=== Materials provided ===
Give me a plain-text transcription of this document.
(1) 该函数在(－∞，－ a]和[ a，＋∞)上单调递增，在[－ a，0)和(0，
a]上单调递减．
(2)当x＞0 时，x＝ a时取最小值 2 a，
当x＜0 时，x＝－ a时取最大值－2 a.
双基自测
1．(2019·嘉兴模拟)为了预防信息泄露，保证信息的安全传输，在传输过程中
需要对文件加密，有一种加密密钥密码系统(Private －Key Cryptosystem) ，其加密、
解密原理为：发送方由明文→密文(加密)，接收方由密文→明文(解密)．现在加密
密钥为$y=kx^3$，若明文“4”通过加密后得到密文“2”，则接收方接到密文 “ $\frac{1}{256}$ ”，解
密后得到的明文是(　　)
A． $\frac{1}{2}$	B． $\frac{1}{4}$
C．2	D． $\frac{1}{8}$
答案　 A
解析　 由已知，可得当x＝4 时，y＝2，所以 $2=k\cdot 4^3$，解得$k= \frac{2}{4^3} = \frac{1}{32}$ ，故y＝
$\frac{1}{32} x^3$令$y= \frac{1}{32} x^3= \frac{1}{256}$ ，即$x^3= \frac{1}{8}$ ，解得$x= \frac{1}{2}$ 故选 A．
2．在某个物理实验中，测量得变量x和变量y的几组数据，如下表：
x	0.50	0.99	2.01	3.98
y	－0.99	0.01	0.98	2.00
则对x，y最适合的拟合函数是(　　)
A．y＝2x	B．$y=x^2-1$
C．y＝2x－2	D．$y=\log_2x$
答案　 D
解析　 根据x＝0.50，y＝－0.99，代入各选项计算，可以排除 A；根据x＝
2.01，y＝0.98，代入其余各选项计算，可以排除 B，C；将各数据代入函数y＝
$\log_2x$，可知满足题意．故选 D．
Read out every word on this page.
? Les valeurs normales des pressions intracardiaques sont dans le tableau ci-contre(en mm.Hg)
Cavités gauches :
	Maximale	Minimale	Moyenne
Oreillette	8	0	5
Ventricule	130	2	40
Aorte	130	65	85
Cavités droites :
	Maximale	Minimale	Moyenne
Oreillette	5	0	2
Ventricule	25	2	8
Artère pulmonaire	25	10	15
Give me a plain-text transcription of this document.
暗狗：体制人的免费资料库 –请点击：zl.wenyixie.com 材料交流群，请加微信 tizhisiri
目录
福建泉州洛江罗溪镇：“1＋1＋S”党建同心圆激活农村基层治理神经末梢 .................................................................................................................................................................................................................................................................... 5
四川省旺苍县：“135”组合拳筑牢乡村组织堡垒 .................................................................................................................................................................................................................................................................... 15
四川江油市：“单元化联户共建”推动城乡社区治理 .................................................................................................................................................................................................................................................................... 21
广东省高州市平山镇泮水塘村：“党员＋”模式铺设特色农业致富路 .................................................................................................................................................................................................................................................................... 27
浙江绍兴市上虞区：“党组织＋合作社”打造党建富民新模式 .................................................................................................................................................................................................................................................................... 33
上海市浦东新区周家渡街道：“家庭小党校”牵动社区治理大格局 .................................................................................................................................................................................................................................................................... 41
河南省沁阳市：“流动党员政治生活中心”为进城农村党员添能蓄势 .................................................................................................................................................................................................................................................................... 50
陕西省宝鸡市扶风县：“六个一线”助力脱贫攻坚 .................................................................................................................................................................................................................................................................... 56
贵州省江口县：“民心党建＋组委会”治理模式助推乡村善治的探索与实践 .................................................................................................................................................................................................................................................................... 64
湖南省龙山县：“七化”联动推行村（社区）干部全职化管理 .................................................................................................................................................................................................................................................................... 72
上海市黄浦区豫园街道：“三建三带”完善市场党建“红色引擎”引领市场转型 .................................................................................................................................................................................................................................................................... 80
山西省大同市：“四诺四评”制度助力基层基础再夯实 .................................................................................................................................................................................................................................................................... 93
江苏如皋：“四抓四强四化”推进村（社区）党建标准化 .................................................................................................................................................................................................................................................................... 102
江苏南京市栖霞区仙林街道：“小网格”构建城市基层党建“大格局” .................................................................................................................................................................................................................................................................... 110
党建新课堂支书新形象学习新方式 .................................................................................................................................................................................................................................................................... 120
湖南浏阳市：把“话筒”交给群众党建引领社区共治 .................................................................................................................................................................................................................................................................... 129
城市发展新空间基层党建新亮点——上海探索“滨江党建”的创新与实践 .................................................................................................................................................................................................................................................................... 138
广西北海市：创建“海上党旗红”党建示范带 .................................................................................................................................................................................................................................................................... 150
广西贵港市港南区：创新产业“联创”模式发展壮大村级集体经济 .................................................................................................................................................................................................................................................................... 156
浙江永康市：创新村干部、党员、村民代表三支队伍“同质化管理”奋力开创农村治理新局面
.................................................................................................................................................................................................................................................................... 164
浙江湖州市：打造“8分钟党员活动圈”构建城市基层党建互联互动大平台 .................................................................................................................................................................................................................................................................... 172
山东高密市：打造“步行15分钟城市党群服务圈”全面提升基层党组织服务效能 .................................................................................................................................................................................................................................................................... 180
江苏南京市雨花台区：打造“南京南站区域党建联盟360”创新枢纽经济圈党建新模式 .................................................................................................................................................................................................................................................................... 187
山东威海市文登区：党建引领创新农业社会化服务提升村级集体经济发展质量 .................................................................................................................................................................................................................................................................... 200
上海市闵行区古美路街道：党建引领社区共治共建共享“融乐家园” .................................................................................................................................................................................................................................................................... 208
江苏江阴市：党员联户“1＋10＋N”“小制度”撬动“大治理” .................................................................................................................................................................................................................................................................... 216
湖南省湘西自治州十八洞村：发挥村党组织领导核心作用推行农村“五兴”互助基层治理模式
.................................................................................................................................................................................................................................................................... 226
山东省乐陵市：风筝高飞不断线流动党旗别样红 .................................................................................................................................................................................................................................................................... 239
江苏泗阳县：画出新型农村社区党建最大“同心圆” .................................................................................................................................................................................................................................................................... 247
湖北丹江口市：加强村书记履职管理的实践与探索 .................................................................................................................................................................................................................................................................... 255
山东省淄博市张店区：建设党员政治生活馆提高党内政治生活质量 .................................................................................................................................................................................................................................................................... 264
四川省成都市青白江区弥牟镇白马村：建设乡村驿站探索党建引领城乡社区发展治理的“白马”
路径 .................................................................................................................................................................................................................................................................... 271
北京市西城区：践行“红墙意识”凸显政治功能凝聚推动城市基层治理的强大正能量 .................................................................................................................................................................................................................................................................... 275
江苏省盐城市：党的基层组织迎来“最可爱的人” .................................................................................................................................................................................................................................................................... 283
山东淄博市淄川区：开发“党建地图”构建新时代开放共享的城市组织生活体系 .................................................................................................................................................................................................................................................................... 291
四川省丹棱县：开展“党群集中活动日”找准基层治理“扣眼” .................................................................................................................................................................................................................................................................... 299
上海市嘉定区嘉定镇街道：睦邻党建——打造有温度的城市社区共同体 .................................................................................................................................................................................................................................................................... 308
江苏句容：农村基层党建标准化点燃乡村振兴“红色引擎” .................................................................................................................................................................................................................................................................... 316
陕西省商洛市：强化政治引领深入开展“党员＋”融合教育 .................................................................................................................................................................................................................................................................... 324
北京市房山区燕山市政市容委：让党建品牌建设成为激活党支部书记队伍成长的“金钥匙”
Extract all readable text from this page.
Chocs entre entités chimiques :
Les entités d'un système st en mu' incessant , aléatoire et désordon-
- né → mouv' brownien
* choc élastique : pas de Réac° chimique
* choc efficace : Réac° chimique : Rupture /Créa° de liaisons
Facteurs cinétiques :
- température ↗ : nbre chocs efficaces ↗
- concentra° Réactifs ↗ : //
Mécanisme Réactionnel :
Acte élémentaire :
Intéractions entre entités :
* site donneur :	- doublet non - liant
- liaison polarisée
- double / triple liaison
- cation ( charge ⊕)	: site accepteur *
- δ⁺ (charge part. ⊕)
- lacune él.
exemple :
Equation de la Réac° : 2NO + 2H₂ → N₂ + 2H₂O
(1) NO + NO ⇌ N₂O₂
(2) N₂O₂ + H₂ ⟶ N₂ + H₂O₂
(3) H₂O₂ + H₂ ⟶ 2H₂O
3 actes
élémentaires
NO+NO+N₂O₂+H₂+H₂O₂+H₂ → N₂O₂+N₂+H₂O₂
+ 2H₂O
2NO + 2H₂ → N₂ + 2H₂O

=== Challenge ===
Copy every line from the entries that contains the word "可以排除".

=== Problem solution ===
解析　 根据x＝0.50，y＝－0.99，代入各选项计算，可以排除 A；根据x＝
2.01，y＝0.98，代入其余各选项计算，可以排除 B，C；将各数据代入函数y＝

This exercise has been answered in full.